┌──

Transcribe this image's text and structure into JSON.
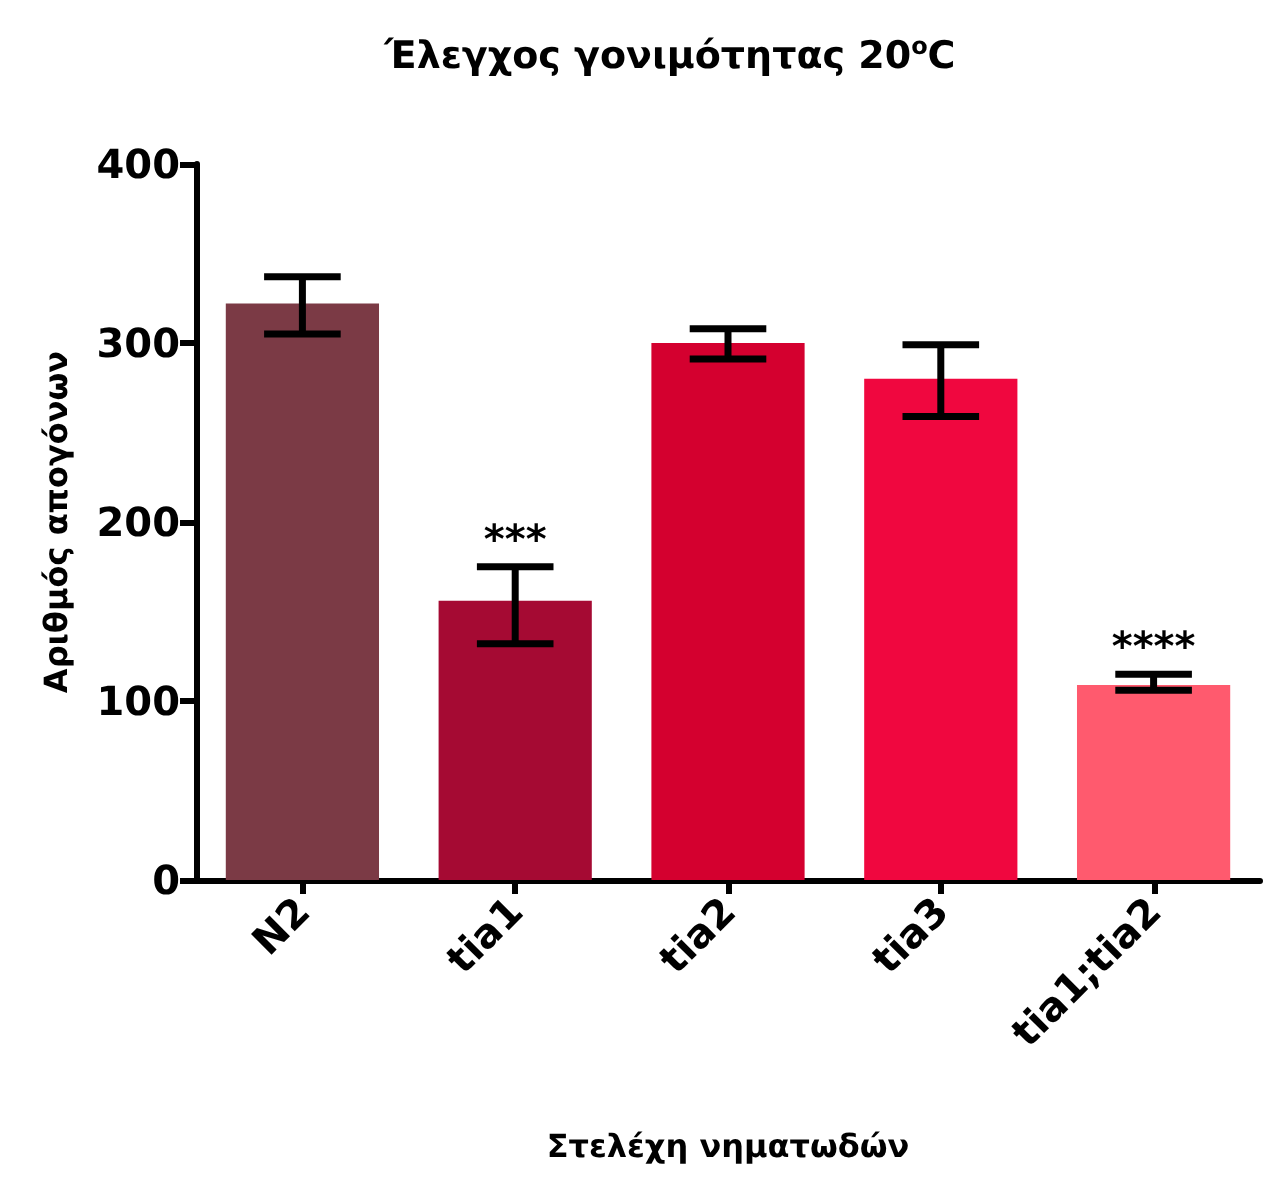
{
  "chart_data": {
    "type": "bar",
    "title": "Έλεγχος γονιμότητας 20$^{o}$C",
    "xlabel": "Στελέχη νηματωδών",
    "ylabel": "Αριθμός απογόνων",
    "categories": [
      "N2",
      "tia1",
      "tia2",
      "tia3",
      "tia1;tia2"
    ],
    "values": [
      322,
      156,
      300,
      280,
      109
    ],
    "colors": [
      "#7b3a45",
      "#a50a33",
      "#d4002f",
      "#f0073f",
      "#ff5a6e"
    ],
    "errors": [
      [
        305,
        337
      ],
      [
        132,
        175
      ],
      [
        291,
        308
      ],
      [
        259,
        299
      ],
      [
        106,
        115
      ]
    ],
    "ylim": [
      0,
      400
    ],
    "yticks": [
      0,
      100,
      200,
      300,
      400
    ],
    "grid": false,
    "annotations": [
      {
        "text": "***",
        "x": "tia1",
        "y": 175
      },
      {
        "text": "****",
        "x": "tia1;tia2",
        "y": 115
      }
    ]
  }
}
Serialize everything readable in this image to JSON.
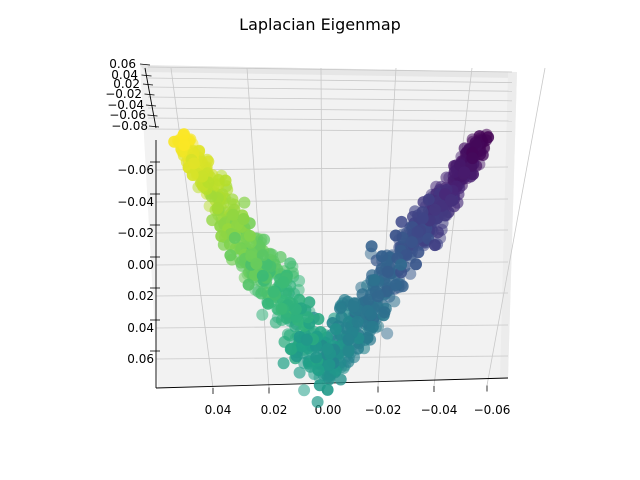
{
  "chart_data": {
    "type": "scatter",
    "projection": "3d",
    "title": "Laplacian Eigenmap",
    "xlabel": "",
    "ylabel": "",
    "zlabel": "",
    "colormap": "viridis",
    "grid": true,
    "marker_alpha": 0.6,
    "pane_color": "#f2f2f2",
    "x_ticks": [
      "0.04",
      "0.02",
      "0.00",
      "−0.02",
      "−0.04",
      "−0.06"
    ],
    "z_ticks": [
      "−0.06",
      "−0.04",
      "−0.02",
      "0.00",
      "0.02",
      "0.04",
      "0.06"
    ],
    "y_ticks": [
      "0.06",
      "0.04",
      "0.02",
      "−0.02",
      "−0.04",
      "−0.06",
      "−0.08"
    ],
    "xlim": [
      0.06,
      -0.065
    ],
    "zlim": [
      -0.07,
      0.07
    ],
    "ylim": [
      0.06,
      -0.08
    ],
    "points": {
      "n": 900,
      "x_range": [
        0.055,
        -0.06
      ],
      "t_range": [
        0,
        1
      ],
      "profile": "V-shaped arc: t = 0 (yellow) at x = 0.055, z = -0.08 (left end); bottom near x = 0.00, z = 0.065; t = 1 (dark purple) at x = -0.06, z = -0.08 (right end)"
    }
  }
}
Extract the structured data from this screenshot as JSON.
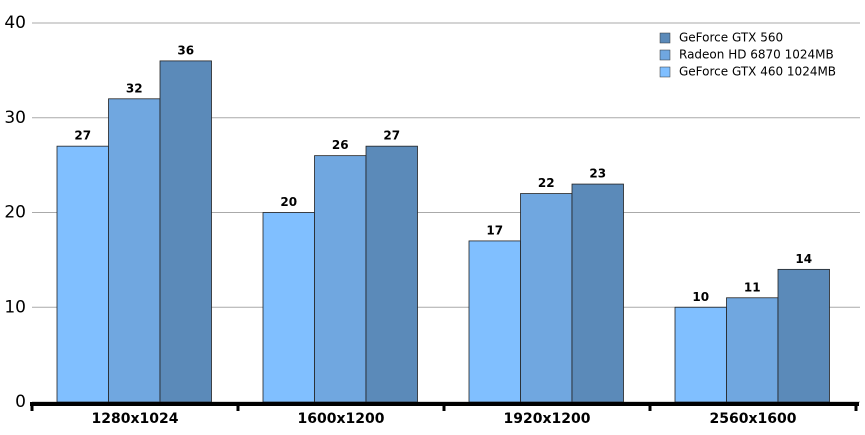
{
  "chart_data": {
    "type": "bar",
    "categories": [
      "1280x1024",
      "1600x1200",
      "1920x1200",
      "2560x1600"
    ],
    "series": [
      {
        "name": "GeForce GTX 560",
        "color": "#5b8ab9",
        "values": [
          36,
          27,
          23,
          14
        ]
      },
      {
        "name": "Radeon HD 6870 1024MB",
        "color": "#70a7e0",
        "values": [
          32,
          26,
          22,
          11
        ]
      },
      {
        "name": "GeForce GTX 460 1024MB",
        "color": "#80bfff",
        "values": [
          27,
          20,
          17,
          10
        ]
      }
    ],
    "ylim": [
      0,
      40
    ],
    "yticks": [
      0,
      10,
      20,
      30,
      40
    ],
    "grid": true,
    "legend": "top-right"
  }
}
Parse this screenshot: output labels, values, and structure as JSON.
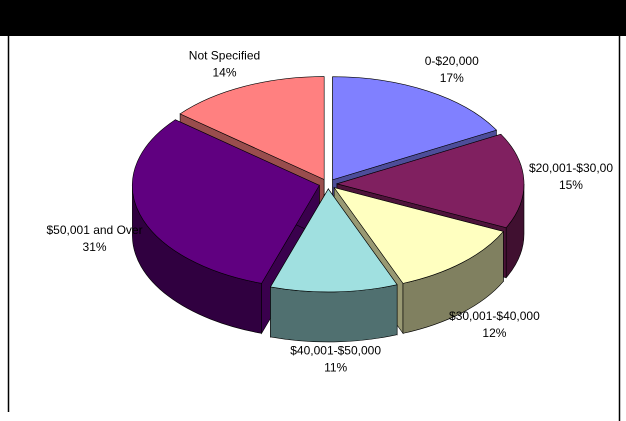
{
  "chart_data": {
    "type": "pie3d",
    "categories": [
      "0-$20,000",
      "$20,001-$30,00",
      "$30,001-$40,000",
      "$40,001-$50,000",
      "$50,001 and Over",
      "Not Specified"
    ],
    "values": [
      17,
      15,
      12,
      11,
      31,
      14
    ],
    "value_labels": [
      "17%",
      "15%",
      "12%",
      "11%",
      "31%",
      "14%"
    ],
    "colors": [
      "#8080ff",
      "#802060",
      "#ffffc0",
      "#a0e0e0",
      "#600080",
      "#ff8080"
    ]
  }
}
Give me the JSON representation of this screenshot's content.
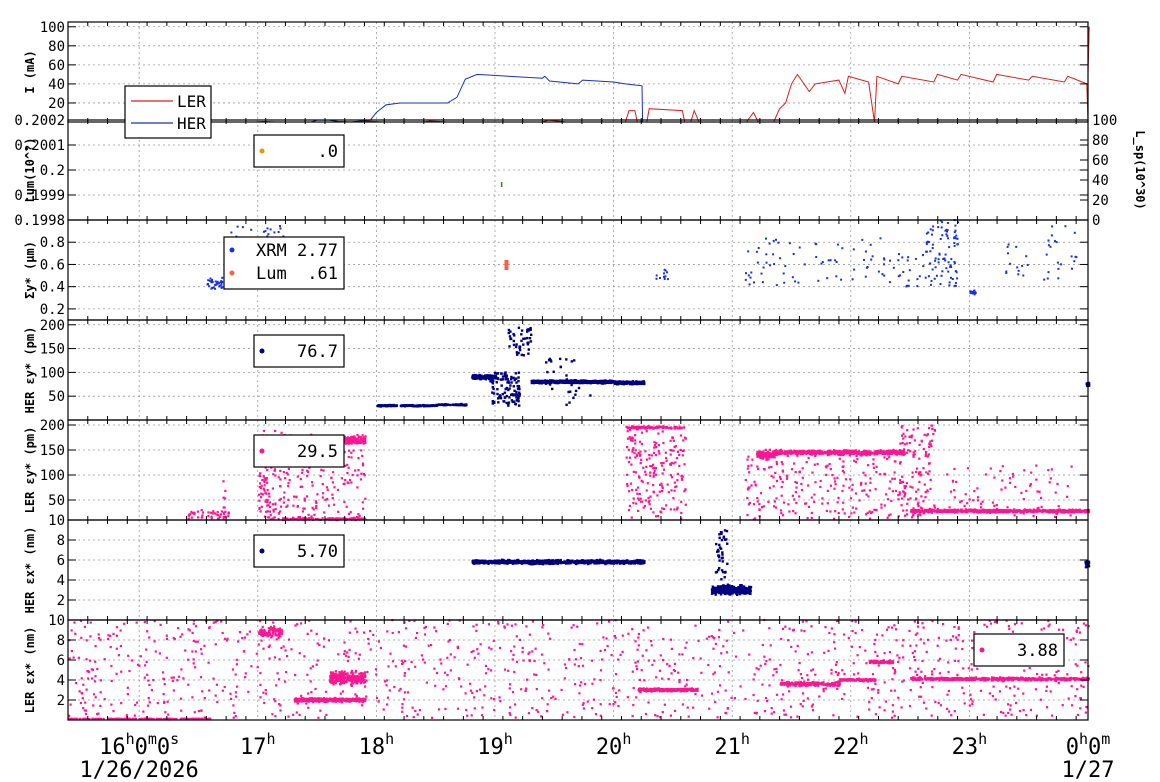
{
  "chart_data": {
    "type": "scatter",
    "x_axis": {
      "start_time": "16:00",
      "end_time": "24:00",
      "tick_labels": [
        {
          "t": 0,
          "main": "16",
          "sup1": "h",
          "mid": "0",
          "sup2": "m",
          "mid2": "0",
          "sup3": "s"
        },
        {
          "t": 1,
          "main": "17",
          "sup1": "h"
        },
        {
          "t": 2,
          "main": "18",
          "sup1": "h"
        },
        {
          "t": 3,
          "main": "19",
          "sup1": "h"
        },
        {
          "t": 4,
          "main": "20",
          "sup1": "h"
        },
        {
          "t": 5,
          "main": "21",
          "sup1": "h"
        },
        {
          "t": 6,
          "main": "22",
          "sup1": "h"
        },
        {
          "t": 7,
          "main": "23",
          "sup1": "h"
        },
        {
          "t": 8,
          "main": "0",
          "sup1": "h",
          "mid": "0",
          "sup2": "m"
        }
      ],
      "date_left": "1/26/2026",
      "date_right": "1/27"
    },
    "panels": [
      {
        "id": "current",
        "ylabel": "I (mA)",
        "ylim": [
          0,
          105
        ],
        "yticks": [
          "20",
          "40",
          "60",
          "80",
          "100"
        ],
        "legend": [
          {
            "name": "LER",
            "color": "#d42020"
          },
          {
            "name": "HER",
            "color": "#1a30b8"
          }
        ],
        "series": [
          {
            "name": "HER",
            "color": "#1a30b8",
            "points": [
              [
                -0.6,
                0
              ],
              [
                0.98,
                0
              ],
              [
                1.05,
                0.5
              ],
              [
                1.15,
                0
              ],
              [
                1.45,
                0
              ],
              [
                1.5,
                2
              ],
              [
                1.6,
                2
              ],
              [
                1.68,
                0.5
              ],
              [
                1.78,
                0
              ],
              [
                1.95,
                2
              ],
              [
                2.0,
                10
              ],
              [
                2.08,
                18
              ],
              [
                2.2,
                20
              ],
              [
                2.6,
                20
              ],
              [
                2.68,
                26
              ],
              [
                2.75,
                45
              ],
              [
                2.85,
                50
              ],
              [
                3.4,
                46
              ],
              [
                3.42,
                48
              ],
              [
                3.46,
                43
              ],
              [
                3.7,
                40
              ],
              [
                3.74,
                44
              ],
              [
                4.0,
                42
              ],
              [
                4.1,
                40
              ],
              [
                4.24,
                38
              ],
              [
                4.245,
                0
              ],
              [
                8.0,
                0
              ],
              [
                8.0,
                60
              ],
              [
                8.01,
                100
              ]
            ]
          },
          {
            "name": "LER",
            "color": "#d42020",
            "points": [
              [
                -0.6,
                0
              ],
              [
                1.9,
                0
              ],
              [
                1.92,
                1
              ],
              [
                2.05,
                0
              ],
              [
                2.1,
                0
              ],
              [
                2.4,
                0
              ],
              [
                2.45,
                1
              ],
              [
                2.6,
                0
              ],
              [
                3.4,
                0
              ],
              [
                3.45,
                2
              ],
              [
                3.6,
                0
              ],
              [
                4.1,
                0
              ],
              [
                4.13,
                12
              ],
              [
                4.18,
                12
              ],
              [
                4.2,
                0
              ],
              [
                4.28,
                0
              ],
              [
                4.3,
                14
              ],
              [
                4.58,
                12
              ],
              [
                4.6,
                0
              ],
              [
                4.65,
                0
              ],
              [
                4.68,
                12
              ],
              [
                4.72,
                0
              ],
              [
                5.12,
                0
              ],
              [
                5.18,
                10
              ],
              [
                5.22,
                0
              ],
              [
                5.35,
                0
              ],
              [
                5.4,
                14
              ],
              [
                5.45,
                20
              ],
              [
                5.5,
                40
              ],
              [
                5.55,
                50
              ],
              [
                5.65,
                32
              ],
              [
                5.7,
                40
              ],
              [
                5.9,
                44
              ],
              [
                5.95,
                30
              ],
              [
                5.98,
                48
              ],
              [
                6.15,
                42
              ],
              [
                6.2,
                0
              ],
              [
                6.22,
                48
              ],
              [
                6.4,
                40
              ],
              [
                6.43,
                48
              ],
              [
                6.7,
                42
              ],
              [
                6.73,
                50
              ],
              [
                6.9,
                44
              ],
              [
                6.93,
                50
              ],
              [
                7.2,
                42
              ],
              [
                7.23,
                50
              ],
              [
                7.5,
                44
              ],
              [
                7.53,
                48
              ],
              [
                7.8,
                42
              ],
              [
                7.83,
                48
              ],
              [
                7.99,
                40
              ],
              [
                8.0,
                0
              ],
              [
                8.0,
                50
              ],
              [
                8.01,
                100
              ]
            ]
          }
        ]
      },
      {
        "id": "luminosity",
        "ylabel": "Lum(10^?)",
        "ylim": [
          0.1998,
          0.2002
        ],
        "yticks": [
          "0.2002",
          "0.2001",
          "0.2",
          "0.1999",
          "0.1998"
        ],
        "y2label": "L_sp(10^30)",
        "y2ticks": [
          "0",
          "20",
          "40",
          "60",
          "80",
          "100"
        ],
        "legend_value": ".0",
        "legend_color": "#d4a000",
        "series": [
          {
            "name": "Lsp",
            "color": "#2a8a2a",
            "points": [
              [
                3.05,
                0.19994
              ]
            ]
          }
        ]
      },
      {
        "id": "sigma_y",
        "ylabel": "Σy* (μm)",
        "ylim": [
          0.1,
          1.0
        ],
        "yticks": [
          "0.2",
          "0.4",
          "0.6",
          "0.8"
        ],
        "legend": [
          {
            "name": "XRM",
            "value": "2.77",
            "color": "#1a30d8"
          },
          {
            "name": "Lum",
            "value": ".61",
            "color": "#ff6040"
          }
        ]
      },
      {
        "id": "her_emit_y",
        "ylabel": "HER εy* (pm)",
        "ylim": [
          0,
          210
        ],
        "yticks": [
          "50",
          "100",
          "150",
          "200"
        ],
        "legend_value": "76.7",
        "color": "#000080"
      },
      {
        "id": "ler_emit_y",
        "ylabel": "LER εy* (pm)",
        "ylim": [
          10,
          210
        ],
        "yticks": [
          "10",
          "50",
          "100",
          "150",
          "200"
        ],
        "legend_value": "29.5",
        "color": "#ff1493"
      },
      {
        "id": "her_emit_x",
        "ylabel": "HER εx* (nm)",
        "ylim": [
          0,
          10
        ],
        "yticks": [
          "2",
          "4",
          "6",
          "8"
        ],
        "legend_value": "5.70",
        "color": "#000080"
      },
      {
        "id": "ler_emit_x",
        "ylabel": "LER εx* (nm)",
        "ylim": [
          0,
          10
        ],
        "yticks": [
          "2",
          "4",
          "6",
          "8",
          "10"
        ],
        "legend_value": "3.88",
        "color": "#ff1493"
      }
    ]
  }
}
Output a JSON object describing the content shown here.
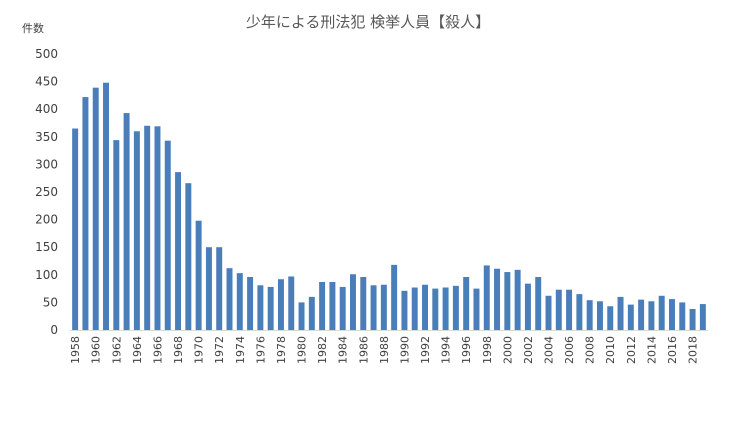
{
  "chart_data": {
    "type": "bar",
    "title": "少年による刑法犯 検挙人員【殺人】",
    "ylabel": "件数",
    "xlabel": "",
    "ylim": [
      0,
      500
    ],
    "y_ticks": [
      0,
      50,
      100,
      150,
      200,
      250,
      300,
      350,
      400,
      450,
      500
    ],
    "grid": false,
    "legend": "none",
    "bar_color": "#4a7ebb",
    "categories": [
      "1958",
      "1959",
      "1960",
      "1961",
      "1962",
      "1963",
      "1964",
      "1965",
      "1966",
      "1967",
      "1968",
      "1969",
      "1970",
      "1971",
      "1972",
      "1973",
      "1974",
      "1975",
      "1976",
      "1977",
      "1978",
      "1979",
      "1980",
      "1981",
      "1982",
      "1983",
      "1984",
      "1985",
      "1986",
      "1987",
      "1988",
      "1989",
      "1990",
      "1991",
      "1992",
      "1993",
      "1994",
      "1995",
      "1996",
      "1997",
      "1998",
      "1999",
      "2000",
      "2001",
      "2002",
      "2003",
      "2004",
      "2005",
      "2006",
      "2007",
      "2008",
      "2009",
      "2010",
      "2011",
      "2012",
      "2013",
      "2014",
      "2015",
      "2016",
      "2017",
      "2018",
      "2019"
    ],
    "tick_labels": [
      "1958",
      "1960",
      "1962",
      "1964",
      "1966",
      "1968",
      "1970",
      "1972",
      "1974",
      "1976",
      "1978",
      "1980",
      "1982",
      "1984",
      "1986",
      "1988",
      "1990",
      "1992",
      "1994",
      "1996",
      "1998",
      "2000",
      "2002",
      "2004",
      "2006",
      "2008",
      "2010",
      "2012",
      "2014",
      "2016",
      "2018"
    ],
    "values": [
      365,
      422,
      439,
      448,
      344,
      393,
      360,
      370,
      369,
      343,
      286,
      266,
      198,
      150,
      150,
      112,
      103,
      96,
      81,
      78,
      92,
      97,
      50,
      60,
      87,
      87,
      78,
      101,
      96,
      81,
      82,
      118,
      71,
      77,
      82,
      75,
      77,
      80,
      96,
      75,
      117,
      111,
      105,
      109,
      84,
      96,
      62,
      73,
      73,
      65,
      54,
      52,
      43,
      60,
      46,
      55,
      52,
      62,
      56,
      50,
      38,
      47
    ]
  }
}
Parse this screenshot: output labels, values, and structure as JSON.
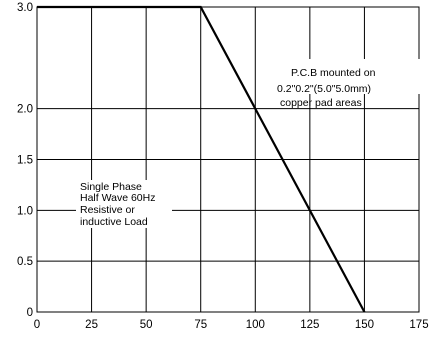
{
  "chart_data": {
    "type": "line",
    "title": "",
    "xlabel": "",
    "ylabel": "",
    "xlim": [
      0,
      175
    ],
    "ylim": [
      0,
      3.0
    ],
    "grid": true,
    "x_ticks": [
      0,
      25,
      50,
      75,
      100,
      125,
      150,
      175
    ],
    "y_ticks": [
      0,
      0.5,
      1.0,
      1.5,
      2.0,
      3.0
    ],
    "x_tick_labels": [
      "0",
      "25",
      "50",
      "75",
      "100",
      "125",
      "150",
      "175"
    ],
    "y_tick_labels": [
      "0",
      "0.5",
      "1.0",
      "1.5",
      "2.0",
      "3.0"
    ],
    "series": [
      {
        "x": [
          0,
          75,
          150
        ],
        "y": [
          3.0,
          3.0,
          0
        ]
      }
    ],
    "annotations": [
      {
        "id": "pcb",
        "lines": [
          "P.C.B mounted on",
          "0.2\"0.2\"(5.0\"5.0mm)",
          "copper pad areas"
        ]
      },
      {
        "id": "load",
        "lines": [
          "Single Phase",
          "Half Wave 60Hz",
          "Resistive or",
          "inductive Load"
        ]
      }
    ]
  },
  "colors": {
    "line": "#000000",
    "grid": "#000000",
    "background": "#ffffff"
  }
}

└──

Locate all lines that include the word "title" and copy them out.

    "title": "Έλεγχος γονιμότητας 20$^{o}$C",
    "title": "Laplacian Eigenmap",
    "title": "少年による刑法犯 検挙人員【殺人】",
    "title": "",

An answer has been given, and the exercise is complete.